■ **EXERCISE INPUT**
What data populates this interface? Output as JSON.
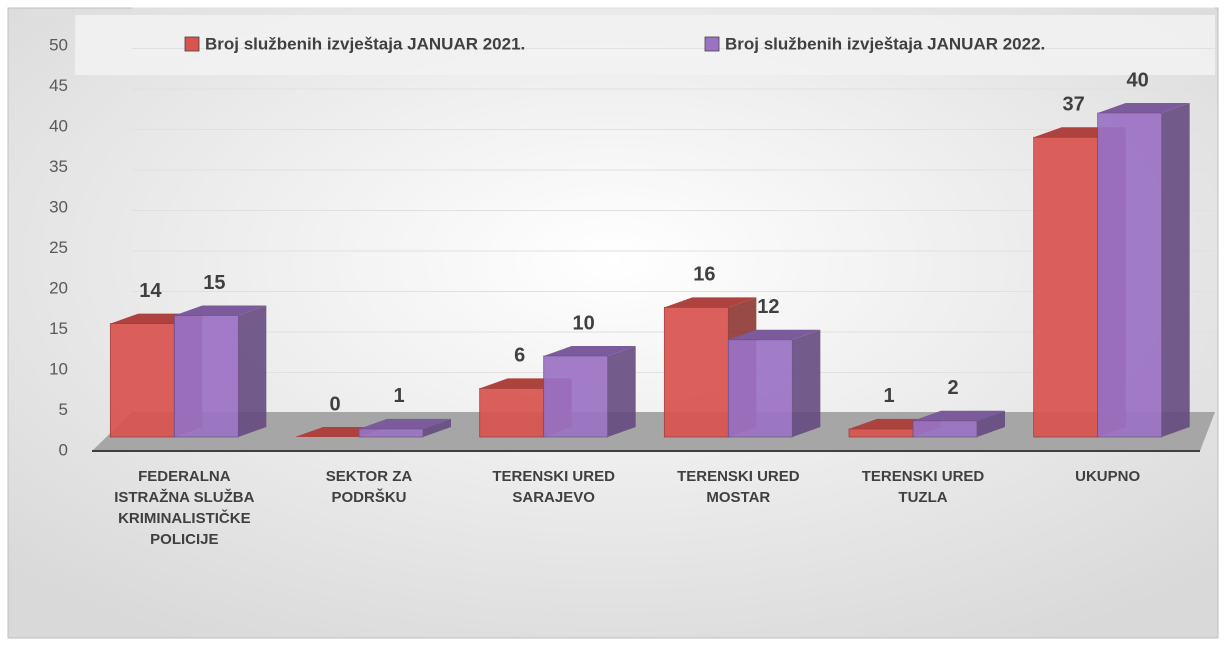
{
  "chart_data": {
    "type": "bar3d",
    "categories": [
      "FEDERALNA ISTRAŽNA SLUŽBA KRIMINALISTIČKE POLICIJE",
      "SEKTOR ZA PODRŠKU",
      "TERENSKI URED SARAJEVO",
      "TERENSKI URED MOSTAR",
      "TERENSKI URED TUZLA",
      "UKUPNO"
    ],
    "series": [
      {
        "name": "Broj službenih izvještaja JANUAR 2021.",
        "color": "#d9534f",
        "values": [
          14,
          0,
          6,
          16,
          1,
          37
        ]
      },
      {
        "name": "Broj službenih izvještaja JANUAR 2022.",
        "color": "#9b72c4",
        "values": [
          15,
          1,
          10,
          12,
          2,
          40
        ]
      }
    ],
    "ylim": [
      0,
      50
    ],
    "yticks": [
      0,
      5,
      10,
      15,
      20,
      25,
      30,
      35,
      40,
      45,
      50
    ],
    "grid": true,
    "legend": "top"
  }
}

■ **REQUIREMENT**
Copy the material shown above in full and exactly. Skip the pictures.

■ **FINAL RESULT**
What data populates this interface? Output as JSON.
{
  "chart_data": {
    "type": "bar3d",
    "categories": [
      "FEDERALNA ISTRAŽNA SLUŽBA KRIMINALISTIČKE POLICIJE",
      "SEKTOR ZA PODRŠKU",
      "TERENSKI URED SARAJEVO",
      "TERENSKI URED MOSTAR",
      "TERENSKI URED TUZLA",
      "UKUPNO"
    ],
    "series": [
      {
        "name": "Broj službenih izvještaja JANUAR 2021.",
        "color": "#d9534f",
        "values": [
          14,
          0,
          6,
          16,
          1,
          37
        ]
      },
      {
        "name": "Broj službenih izvještaja JANUAR 2022.",
        "color": "#9b72c4",
        "values": [
          15,
          1,
          10,
          12,
          2,
          40
        ]
      }
    ],
    "ylim": [
      0,
      50
    ],
    "yticks": [
      0,
      5,
      10,
      15,
      20,
      25,
      30,
      35,
      40,
      45,
      50
    ],
    "grid": true,
    "legend": "top"
  }
}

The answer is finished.